◆ Information provided ◆
+++
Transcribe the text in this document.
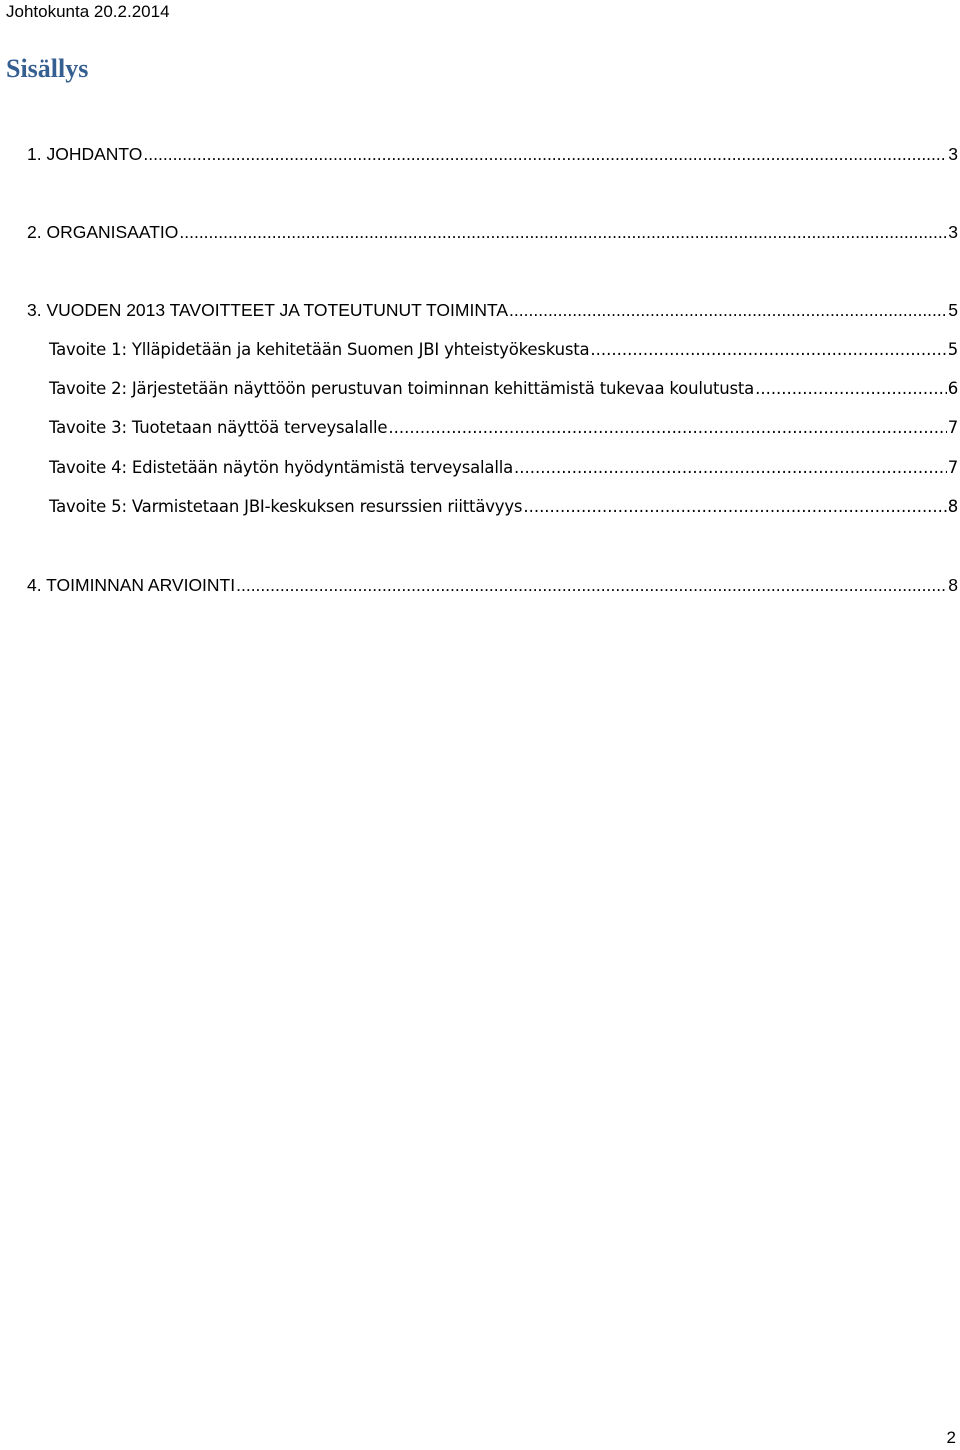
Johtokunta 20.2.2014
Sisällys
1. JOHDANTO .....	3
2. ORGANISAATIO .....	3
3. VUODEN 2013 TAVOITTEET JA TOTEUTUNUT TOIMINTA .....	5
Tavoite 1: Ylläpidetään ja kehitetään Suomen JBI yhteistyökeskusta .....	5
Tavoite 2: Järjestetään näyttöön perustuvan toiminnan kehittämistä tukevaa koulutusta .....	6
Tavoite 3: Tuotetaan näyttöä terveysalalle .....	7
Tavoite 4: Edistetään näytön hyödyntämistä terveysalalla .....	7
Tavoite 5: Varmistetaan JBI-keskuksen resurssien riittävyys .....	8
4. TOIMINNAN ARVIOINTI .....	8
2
+++
◆ Aim ◆
Copy each line of the entries that includes the word "Tavoite".

◆ Result of this exercise ◆
Tavoite 1: Ylläpidetään ja kehitetään Suomen JBI yhteistyökeskusta .....	5
Tavoite 2: Järjestetään näyttöön perustuvan toiminnan kehittämistä tukevaa koulutusta .....	6
Tavoite 3: Tuotetaan näyttöä terveysalalle .....	7
Tavoite 4: Edistetään näytön hyödyntämistä terveysalalla .....	7
Tavoite 5: Varmistetaan JBI-keskuksen resurssien riittävyys .....	8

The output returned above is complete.